* _Exercise requirements_: Copy out all lines carrying the word "Output".

* _Record excerpts_:
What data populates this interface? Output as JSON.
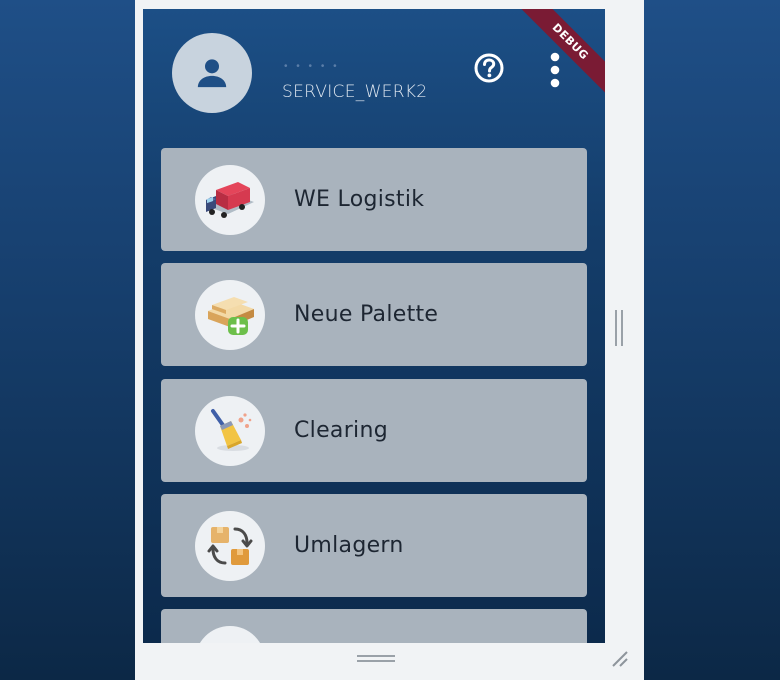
{
  "header": {
    "username_masked": "• • • • •",
    "account": "SERVICE_WERK2",
    "debug_label": "DEBUG"
  },
  "icons": {
    "avatar": "person-icon",
    "help": "help-circle-icon",
    "more": "more-vertical-icon"
  },
  "menu": [
    {
      "label": "WE Logistik",
      "icon": "truck-icon"
    },
    {
      "label": "Neue Palette",
      "icon": "pallet-add-icon"
    },
    {
      "label": "Clearing",
      "icon": "broom-icon"
    },
    {
      "label": "Umlagern",
      "icon": "relocate-boxes-icon"
    }
  ],
  "colors": {
    "accent_bg": "#1c4f86",
    "card_bg": "#a9b3bd",
    "debug_banner": "#7a1b34"
  }
}
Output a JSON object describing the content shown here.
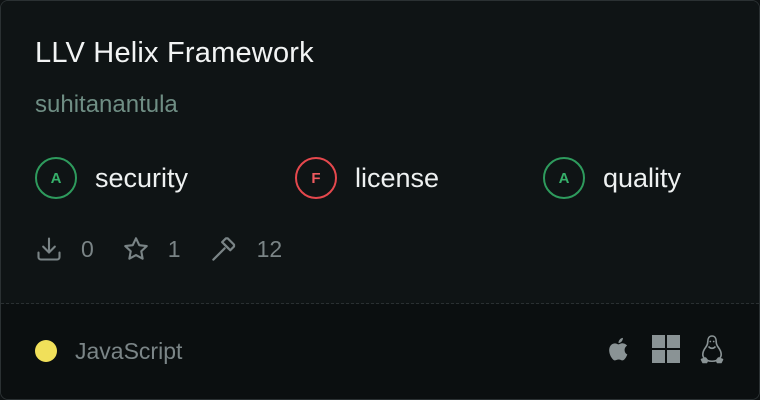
{
  "project": {
    "title": "LLV Helix Framework",
    "owner": "suhitanantula"
  },
  "grades": [
    {
      "letter": "A",
      "label": "security",
      "status": "good"
    },
    {
      "letter": "F",
      "label": "license",
      "status": "bad"
    },
    {
      "letter": "A",
      "label": "quality",
      "status": "good"
    }
  ],
  "stats": {
    "downloads": "0",
    "stars": "1",
    "builds": "12"
  },
  "footer": {
    "language": "JavaScript",
    "language_color": "#f1e05a",
    "platforms": [
      "apple-icon",
      "windows-icon",
      "linux-icon"
    ]
  },
  "colors": {
    "good": "#2e9b5d",
    "bad": "#e5484d",
    "owner": "#6f8e84"
  }
}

* _Written response_:
What data populates this interface? Output as JSON.
Output a JSON object describing the content shown here.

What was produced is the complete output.